[Part of a data file]
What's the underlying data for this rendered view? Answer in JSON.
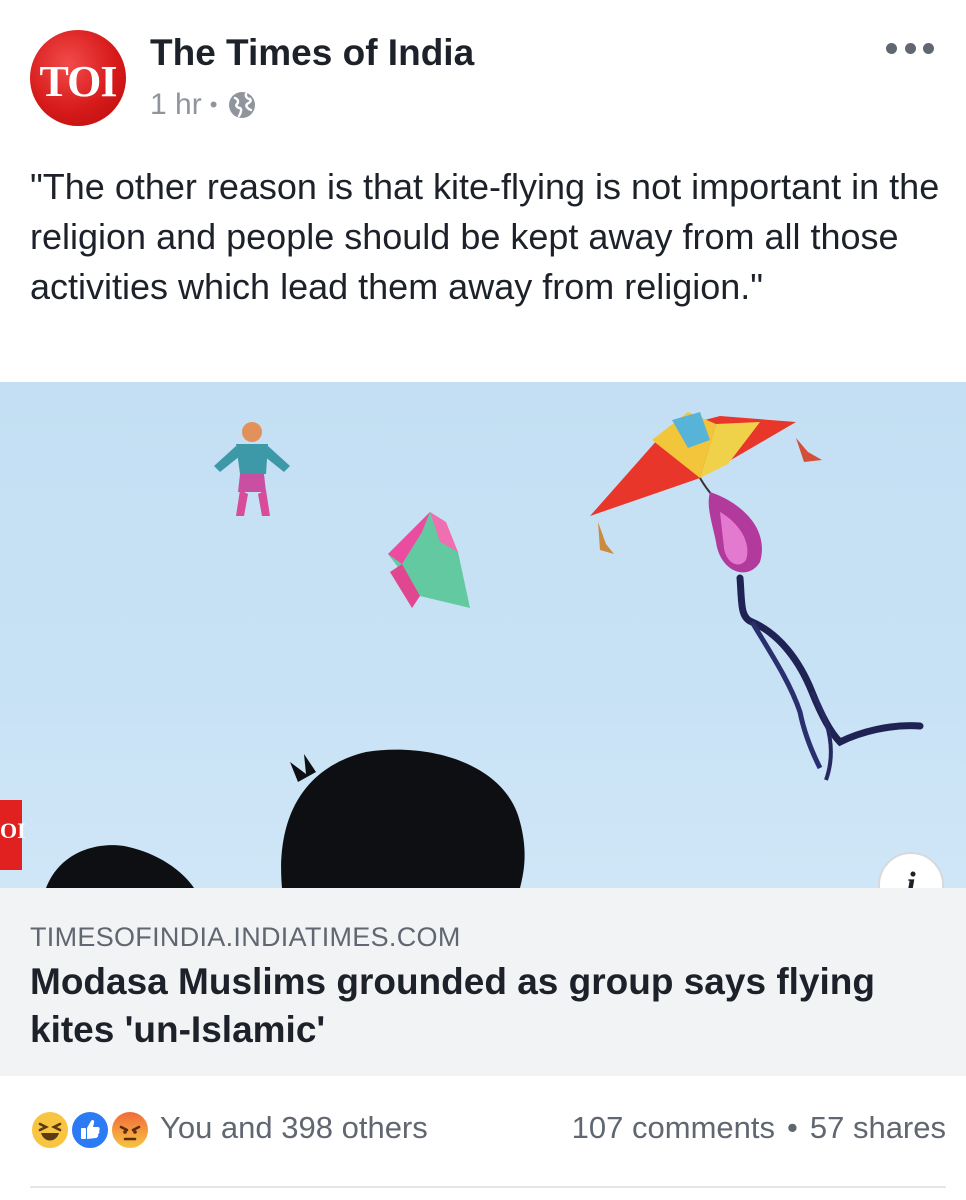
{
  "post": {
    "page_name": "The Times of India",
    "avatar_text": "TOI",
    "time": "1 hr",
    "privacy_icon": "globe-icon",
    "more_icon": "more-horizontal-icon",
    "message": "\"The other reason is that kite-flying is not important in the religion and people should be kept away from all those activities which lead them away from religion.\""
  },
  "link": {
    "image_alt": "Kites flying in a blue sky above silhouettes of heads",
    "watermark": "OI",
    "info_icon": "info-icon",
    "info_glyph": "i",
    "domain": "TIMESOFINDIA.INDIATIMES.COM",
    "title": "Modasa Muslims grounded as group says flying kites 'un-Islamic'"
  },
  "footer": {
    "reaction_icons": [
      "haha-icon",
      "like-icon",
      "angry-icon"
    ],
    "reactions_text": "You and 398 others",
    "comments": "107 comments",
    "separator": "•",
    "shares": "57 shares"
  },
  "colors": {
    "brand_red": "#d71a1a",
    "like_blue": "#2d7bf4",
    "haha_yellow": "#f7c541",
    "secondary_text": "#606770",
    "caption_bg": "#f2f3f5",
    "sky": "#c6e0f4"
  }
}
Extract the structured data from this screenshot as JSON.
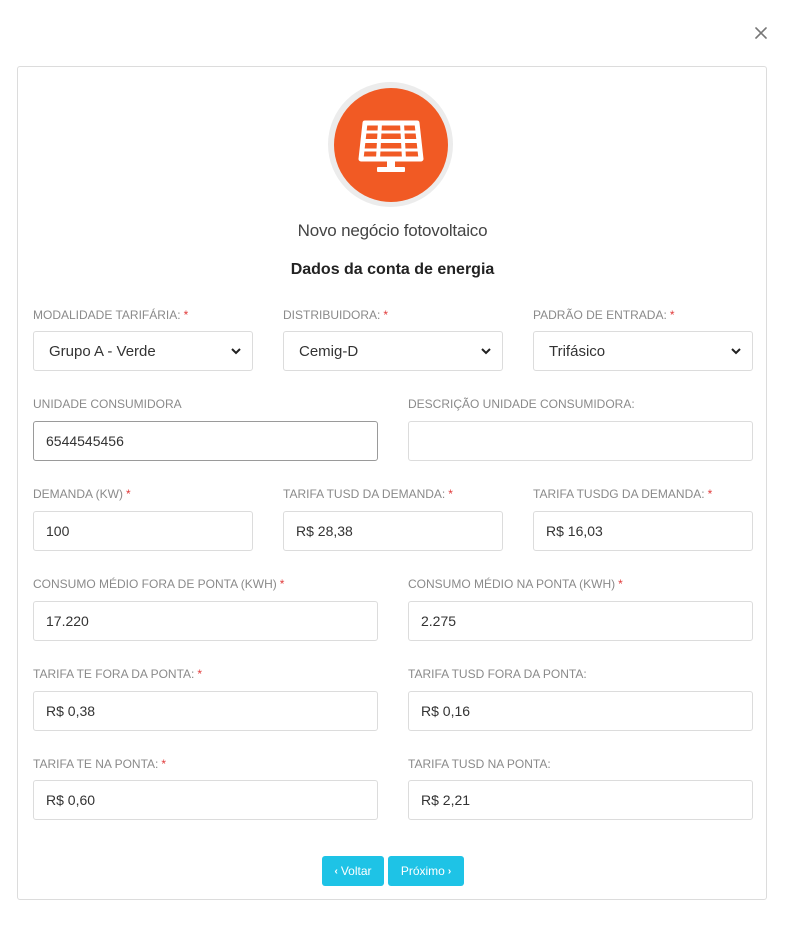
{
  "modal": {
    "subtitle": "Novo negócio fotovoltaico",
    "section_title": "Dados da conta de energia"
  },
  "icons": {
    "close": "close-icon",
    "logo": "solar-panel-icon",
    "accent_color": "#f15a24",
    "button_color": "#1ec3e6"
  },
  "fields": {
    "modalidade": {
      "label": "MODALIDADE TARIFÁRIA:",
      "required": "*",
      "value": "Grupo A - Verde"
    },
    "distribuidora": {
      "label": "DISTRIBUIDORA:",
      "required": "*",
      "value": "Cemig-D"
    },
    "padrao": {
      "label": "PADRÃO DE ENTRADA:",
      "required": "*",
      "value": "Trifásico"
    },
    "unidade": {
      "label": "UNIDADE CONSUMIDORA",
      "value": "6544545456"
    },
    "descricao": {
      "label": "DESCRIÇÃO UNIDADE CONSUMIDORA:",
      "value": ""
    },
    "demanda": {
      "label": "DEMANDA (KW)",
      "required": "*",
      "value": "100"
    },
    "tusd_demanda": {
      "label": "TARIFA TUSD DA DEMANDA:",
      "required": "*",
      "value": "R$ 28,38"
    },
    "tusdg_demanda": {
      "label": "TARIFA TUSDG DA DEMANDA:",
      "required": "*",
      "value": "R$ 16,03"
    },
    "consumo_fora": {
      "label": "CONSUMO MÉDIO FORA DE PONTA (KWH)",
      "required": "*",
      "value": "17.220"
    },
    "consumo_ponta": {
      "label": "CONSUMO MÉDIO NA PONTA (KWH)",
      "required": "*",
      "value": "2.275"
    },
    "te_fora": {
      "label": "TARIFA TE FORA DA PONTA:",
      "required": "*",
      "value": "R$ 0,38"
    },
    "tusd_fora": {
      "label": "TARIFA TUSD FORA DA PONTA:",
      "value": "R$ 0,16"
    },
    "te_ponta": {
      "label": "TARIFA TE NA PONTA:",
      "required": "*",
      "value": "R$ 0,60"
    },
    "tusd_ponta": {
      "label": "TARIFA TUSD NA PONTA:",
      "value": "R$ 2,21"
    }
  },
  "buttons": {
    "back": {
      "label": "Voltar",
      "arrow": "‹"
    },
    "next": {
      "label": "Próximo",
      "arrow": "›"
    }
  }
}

---

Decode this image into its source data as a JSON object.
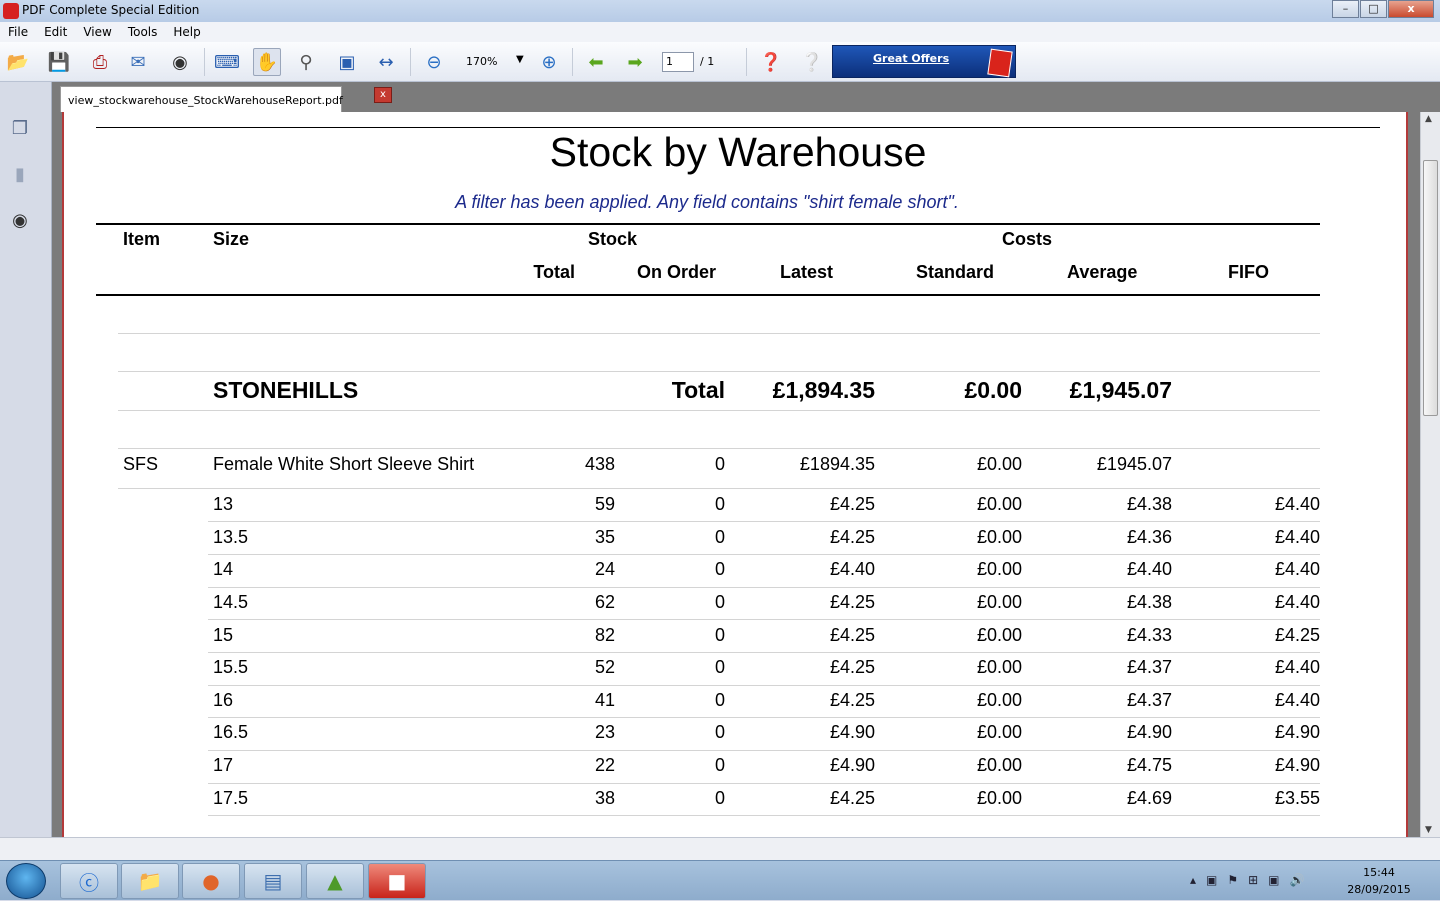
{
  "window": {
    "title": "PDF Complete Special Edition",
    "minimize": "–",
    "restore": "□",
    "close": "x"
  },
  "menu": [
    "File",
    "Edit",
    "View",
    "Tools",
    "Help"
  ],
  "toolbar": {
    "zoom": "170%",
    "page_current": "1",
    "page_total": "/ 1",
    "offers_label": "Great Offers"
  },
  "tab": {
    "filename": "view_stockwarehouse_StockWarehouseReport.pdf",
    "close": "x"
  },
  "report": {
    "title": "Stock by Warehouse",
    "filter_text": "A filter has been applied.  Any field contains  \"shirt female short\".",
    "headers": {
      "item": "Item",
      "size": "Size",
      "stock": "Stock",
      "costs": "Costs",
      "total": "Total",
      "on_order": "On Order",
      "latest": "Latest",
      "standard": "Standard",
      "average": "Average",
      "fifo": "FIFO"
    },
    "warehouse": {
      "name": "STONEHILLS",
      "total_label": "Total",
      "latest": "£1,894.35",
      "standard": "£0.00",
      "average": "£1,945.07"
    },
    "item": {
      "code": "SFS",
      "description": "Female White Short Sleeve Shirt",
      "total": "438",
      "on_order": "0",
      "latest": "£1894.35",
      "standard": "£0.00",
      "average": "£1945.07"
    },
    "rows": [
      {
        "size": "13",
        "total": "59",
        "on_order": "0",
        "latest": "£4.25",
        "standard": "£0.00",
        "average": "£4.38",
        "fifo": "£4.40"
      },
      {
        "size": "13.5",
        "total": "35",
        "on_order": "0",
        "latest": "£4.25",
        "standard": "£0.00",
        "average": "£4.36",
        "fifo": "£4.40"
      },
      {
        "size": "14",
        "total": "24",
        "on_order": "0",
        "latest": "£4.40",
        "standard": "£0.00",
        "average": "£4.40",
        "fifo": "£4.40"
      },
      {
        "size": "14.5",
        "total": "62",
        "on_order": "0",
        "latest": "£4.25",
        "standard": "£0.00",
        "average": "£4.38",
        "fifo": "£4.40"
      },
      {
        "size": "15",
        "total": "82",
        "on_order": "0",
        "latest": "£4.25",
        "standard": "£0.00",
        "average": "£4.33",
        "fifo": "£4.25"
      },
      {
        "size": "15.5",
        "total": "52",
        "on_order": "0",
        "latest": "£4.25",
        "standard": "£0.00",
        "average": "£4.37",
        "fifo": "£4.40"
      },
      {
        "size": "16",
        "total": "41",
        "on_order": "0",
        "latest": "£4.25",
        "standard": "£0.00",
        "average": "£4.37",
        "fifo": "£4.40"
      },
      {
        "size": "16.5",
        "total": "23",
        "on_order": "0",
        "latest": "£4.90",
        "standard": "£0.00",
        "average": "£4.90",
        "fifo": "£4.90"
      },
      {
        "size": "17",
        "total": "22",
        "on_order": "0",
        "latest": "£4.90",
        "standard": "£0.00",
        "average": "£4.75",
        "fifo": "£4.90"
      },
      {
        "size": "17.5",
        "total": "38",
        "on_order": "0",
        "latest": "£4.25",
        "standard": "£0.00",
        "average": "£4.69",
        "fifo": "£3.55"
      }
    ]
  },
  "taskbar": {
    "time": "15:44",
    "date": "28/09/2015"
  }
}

==

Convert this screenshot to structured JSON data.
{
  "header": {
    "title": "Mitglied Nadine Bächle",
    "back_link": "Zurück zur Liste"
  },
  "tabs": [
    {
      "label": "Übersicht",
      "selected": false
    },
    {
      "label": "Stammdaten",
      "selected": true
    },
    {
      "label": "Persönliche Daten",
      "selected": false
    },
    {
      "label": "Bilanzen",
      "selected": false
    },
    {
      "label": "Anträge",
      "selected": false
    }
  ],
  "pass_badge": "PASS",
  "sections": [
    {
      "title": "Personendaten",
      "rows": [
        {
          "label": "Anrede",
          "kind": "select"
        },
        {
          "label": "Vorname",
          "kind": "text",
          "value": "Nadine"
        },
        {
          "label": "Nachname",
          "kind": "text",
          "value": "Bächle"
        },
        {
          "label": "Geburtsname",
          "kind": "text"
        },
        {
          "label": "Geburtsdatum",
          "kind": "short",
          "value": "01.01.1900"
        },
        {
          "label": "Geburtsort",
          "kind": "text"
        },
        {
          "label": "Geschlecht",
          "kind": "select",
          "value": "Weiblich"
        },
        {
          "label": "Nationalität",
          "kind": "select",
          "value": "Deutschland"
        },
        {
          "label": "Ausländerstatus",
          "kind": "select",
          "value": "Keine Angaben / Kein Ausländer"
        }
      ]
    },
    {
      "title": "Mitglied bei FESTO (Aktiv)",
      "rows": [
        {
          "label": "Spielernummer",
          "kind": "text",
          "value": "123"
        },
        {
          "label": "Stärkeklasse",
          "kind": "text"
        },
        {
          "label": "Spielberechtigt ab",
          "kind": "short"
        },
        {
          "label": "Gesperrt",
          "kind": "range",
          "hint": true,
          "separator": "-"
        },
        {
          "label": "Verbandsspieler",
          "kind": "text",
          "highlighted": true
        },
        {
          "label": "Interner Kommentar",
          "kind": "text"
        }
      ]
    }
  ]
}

_Given request_:
Pick out the lines above that hold the string "CONSUMIDORA" and show them.

_Written response_:
      "label": "UNIDADE CONSUMIDORA",
      "label": "DESCRIÇÃO UNIDADE CONSUMIDORA:",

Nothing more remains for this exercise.